**TEXT PROVIDED:**
- Opening Delimiter -

Chapter 12: Genomes Overview

Chapter 12: Genomes

Core Concepts

• Reflect on the Core Concepts of the chapter to deepen understanding.

12.3 DNA and Genome Sequencing

• DNA replication principles: DNA sequencing involves processes similar to DNA replication but occurs in vitro.

  • Key components needed:
  • DNA polymerase
  • Primers
  • Deoxynucleotides (dNTPs)
  • Helicase and other factors from in vivo replication are not required.

• Dideoxynucleotides (ddNTPs): Chain terminators used in DNA sequencing.

  • Differences between normal deoxynucleotides and ddNTPs:
  • Structure: ddNTPs lack a 3' OH group, preventing further nucleotide addition.
  • Functionality: Their incorporation stops the elongation of the DNA strand.

• Example DNA strand:

  • Template: 5’-CTTCAG 3’-GAAGTCACCTCCCCTGAAACGAGGAA-5’

• Primer Extension Scenarios:

  1. If A, G, T are dNTPs & C is ddC: Incorporate 10 nucleotides (including primer).

- Closing Delimiter -

**TASK SET:**
[A] According to the genome sequencing notes, why does adding a dideoxynucleotide stop the DNA strand from growing? Answer in one to three sentences.
[B] Which parts of in vivo replication do the genome sequencing notes say are not required for sequencing?
[C] Resume the genome sequencing notes from their final line.

**PROVIDED RECORDS:**
- Opening Delimiter -

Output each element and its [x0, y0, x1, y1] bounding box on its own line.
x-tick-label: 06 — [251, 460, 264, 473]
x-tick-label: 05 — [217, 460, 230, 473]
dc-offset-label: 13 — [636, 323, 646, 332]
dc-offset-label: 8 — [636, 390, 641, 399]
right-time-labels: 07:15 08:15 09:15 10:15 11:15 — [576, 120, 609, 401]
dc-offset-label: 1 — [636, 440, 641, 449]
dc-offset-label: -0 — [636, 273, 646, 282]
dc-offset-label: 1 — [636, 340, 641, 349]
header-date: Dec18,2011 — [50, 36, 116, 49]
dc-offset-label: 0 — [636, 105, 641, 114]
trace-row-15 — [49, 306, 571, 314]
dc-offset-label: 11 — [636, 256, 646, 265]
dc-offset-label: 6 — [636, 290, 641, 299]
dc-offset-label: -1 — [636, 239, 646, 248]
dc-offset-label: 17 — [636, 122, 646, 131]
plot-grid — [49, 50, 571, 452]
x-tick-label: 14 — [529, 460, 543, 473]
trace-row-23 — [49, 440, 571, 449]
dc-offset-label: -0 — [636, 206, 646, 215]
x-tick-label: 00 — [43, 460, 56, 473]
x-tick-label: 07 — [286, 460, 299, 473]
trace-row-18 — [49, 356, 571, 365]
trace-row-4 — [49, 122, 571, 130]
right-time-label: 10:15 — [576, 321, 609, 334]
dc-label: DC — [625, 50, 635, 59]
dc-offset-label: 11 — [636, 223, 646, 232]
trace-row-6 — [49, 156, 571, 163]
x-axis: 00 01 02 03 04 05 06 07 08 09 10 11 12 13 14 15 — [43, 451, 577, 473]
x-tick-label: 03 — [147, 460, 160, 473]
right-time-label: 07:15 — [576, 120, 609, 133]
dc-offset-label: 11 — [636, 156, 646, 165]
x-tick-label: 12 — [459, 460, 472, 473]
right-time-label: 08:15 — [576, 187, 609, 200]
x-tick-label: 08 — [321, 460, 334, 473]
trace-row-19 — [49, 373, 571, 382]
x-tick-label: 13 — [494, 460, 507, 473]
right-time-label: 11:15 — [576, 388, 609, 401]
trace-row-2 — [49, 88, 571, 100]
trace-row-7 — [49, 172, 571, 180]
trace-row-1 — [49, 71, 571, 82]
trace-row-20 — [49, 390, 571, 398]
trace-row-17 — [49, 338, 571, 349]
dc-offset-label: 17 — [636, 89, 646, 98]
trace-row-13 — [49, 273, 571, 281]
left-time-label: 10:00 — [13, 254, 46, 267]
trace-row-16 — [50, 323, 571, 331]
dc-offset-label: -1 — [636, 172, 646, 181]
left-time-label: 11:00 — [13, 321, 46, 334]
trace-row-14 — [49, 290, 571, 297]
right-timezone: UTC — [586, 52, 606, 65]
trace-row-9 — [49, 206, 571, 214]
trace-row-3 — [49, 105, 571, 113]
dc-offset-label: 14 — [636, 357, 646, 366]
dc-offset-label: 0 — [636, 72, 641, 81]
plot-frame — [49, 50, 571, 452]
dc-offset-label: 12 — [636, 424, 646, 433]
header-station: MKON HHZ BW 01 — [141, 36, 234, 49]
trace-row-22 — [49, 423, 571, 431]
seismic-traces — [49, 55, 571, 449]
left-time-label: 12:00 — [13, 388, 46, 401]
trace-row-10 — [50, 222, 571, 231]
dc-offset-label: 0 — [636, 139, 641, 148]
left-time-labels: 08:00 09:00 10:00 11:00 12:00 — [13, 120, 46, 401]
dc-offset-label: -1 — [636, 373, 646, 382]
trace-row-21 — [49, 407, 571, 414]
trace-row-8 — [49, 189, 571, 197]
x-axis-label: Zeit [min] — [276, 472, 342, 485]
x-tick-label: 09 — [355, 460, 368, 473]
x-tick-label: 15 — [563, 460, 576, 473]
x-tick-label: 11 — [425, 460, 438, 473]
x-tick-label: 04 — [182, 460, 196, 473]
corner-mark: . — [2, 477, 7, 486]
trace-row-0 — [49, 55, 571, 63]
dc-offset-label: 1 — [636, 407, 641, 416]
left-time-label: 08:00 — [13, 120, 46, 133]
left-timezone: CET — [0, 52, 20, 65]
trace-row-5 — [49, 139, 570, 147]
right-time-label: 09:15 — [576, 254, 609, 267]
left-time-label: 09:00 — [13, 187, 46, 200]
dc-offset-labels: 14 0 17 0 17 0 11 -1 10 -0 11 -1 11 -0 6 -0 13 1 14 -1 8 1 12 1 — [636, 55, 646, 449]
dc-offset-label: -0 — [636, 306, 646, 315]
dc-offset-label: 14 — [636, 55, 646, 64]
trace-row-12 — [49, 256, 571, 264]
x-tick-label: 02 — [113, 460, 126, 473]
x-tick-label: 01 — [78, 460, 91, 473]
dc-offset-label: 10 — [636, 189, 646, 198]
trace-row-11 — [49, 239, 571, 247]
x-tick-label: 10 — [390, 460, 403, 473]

- Closing Delimiter -

**PER-TASK ANSWERS:**
[A] A dideoxynucleotide lacks a 3' OH group, so no further nucleotide can be added after it. Once it is incorporated, elongation of the strand stops.

[B] Helicase and other factors from in vivo replication.

[C]
  2. If C, G, T are dNTPs & A is ddA: Incorporate 4 nucleotides.
  3. If A, C, T are dNTPs & G is ddG: Incorporate 2 nucleotides.
  4. If A, C, G are dNTPs & T is ddT: Incorporate 1 nucleotide.

• Daughter strand lengths: Based on ratio of normal and ddNTPs in the mixture. E.g., for G with 85% dG and 15% ddG, the lengths produced may vary (8, 9, 11, 12, 13, 14, 20, 26).

• Essential Ratio of ddNTPs to dNTPs: Keeping ddNTPs at a low proportion is crucial to avoid early termination of all strands. Too high a ratio leads to biased underrepresentation of certain sequences.

• Fluorescent ddNTPs: Each type carries a unique fluorescent tag. Single daughter fragments generally do not carry more than one color due to termination by a ddNTP.

• Purpose of Size Separation: Necessary to identify nucleotide sequences; shorter fragments indicate early sequencing events.

• Sanger Sequencing Length: Typically about 1000 base pairs can be sequenced in a single reaction.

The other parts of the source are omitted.